#### SOURCE RECORDS ####
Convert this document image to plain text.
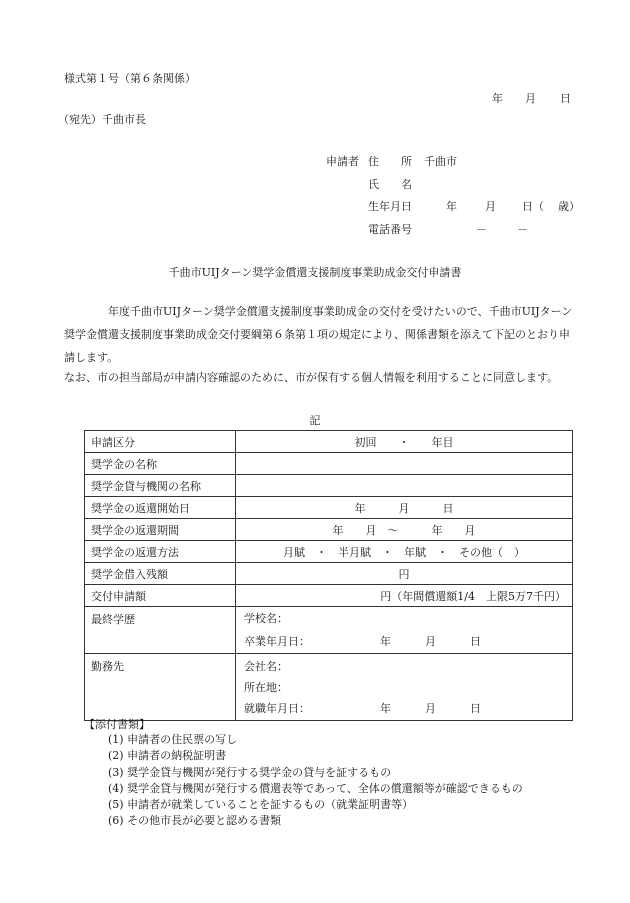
様式第１号（第６条関係）
年 月 日
（宛先）千曲市長
申請者 住　　所 千曲市
氏　　名
生年月日	年	月 日（ 歳）
電話番号	－	－
千曲市UIJターン奨学金償還支援制度事業助成金交付申請書

年度千曲市UIJターン奨学金償還支援制度事業助成金の交付を受けたいので、千曲市UIJターン

奨学金償還支援制度事業助成金交付要綱第６条第１項の規定により、関係書類を添えて下記のとおり申

請します。

なお、市の担当部局が申請内容確認のために、市が保有する個人情報を利用することに同意します。
記
申請区分	初回　　・　　年目
奨学金の名称	
奨学金貸与機関の名称	
奨学金の返還開始日	年　　　月　　　日
奨学金の返還期間	年　　月　～　　　年　　月
奨学金の返還方法	月賦　・　半月賦　・　年賦　・　その他（　）
奨学金借入残額	円
交付申請額	円（年間償還額1/4　上限5万7千円）
最終学歴	学校名：
卒業年月日： 年 月 日

勤務先	会社名：
所在地：
就職年月日： 年 月 日
【添付書類】
(1) 申請者の住民票の写し
(2) 申請者の納税証明書
(3) 奨学金貸与機関が発行する奨学金の貸与を証するもの
(4) 奨学金貸与機関が発行する償還表等であって、全体の償還額等が確認できるもの
(5) 申請者が就業していることを証するもの（就業証明書等）
(6) その他市長が必要と認める書類
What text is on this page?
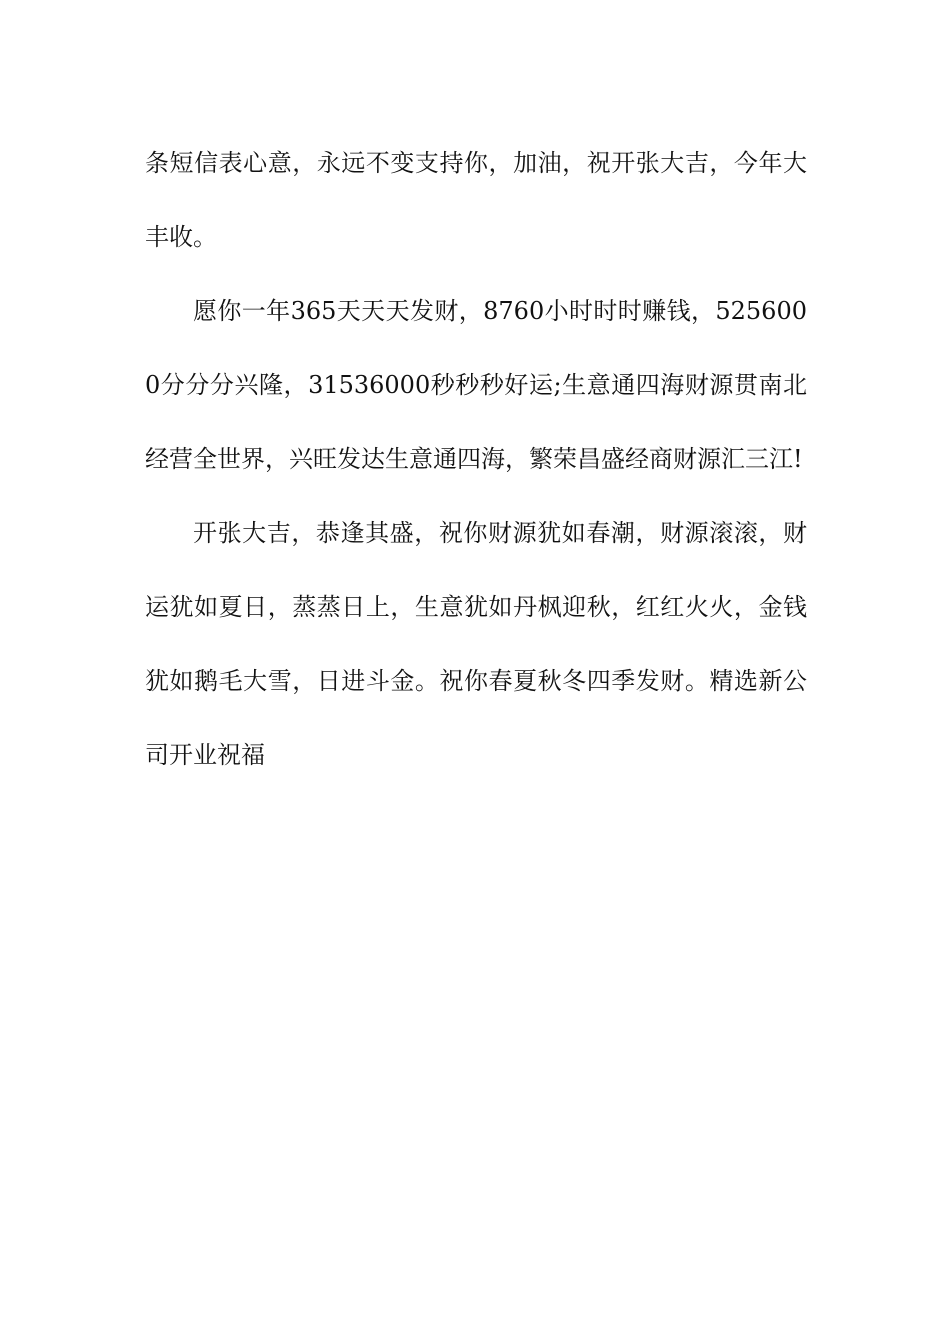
条短信表心意，永远不变支持你，加油，祝开张大吉，今年大丰收。

愿你一年365天天天发财，8760小时时时赚钱，5256000分分分兴隆，31536000秒秒秒好运;生意通四海财源贯南北经营全世界，兴旺发达生意通四海，繁荣昌盛经商财源汇三江!

开张大吉，恭逢其盛，祝你财源犹如春潮，财源滚滚，财运犹如夏日，蒸蒸日上，生意犹如丹枫迎秋，红红火火，金钱犹如鹅毛大雪，日进斗金。祝你春夏秋冬四季发财。精选新公司开业祝福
####
# [EXERCISE]
Filter out all lines lacking the word "text" and copy the rest.

# [CORRECT ANSWER]
Convert this document image to plain text.
What text is on this page?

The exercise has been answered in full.